# Aim:
Write out the data below exactly as given, without any of its pictures.

[Stored records]
□ □ □ □ □ □ □

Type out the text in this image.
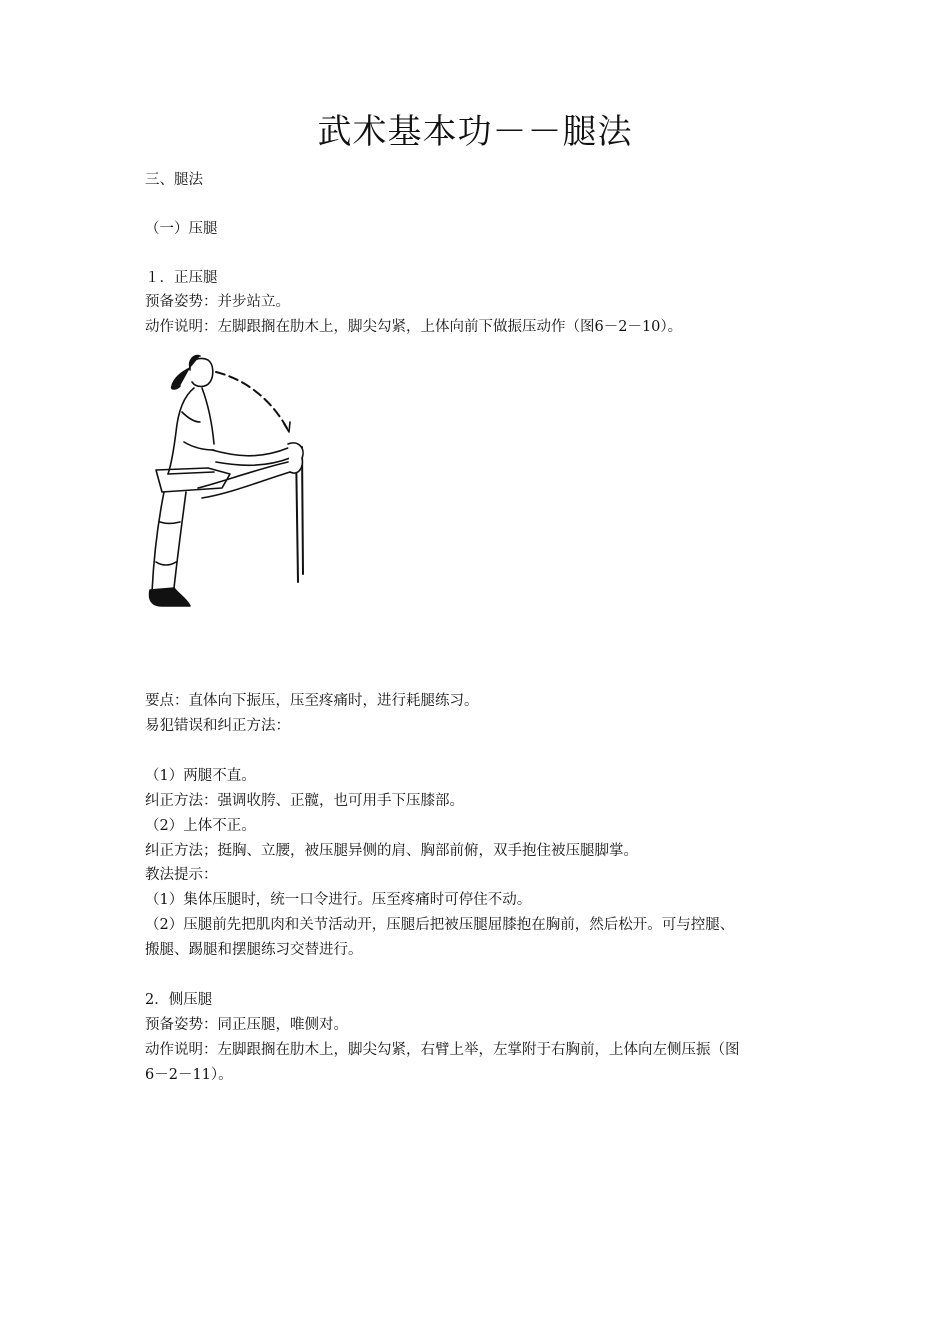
武术基本功－－腿法

三、腿法

（一）压腿

１．正压腿

预备姿势：并步站立。

动作说明：左脚跟搁在肋木上，脚尖勾紧，上体向前下做振压动作（图6－2－10）。

要点：直体向下振压，压至疼痛时，进行耗腿练习。

易犯错误和纠正方法：

（1）两腿不直。

纠正方法：强调收胯、正髋，也可用手下压膝部。

（2）上体不正。

纠正方法；挺胸、立腰，被压腿异侧的肩、胸部前俯，双手抱住被压腿脚掌。

教法提示：

（1）集体压腿时，统一口令进行。压至疼痛时可停住不动。

（2）压腿前先把肌肉和关节活动开，压腿后把被压腿屈膝抱在胸前，然后松开。可与控腿、

搬腿、踢腿和摆腿练习交替进行。

2．侧压腿

预备姿势：同正压腿，唯侧对。

动作说明：左脚跟搁在肋木上，脚尖勾紧，右臂上举，左掌附于右胸前，上体向左侧压振（图

6－2－11）。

□ □ □ □ □ □ □

# Response:
Type out the text in this image.
武术基本功－－腿法

三、腿法

（一）压腿

１．正压腿

预备姿势：并步站立。

动作说明：左脚跟搁在肋木上，脚尖勾紧，上体向前下做振压动作（图6－2－10）。

要点：直体向下振压，压至疼痛时，进行耗腿练习。

易犯错误和纠正方法：

（1）两腿不直。

纠正方法：强调收胯、正髋，也可用手下压膝部。

（2）上体不正。

纠正方法；挺胸、立腰，被压腿异侧的肩、胸部前俯，双手抱住被压腿脚掌。

教法提示：

（1）集体压腿时，统一口令进行。压至疼痛时可停住不动。

（2）压腿前先把肌肉和关节活动开，压腿后把被压腿屈膝抱在胸前，然后松开。可与控腿、

搬腿、踢腿和摆腿练习交替进行。

2．侧压腿

预备姿势：同正压腿，唯侧对。

动作说明：左脚跟搁在肋木上，脚尖勾紧，右臂上举，左掌附于右胸前，上体向左侧压振（图

6－2－11）。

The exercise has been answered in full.